## What to do
Extract every line below, verbatim.
___
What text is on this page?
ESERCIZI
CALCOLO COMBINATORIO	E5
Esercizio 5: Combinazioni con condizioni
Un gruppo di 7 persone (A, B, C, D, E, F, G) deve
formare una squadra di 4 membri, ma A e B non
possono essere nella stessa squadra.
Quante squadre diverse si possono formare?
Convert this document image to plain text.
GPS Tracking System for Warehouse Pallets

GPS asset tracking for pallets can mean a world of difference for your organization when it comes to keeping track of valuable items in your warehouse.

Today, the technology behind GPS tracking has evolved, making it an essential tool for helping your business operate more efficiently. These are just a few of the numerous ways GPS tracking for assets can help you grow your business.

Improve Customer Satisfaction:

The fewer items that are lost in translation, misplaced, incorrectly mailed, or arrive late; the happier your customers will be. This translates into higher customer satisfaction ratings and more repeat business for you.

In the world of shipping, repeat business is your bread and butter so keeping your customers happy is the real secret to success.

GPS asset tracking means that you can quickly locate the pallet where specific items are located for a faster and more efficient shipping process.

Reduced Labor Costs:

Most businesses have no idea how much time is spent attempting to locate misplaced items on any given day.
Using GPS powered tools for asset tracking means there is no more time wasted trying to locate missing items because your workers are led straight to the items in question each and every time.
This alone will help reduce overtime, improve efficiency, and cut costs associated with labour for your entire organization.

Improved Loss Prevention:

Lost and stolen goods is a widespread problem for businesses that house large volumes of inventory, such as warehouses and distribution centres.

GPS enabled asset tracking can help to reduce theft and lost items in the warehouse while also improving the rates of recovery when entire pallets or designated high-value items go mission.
___
## Solution for this problem
What text is on this page?
ESERCIZI
CALCOLO COMBINATORIO	E5
Esercizio 5: Combinazioni con condizioni
Un gruppo di 7 persone (A, B, C, D, E, F, G) deve
formare una squadra di 4 membri, ma A e B non
possono essere nella stessa squadra.
Quante squadre diverse si possono formare?
Convert this document image to plain text.
GPS Tracking System for Warehouse Pallets

GPS asset tracking for pallets can mean a world of difference for your organization when it comes to keeping track of valuable items in your warehouse.

Today, the technology behind GPS tracking has evolved, making it an essential tool for helping your business operate more efficiently. These are just a few of the numerous ways GPS tracking for assets can help you grow your business.

Improve Customer Satisfaction:

The fewer items that are lost in translation, misplaced, incorrectly mailed, or arrive late; the happier your customers will be. This translates into higher customer satisfaction ratings and more repeat business for you.

In the world of shipping, repeat business is your bread and butter so keeping your customers happy is the real secret to success.

GPS asset tracking means that you can quickly locate the pallet where specific items are located for a faster and more efficient shipping process.

Reduced Labor Costs:

Most businesses have no idea how much time is spent attempting to locate misplaced items on any given day.
Using GPS powered tools for asset tracking means there is no more time wasted trying to locate missing items because your workers are led straight to the items in question each and every time.
This alone will help reduce overtime, improve efficiency, and cut costs associated with labour for your entire organization.

Improved Loss Prevention:

Lost and stolen goods is a widespread problem for businesses that house large volumes of inventory, such as warehouses and distribution centres.

GPS enabled asset tracking can help to reduce theft and lost items in the warehouse while also improving the rates of recovery when entire pallets or designated high-value items go mission.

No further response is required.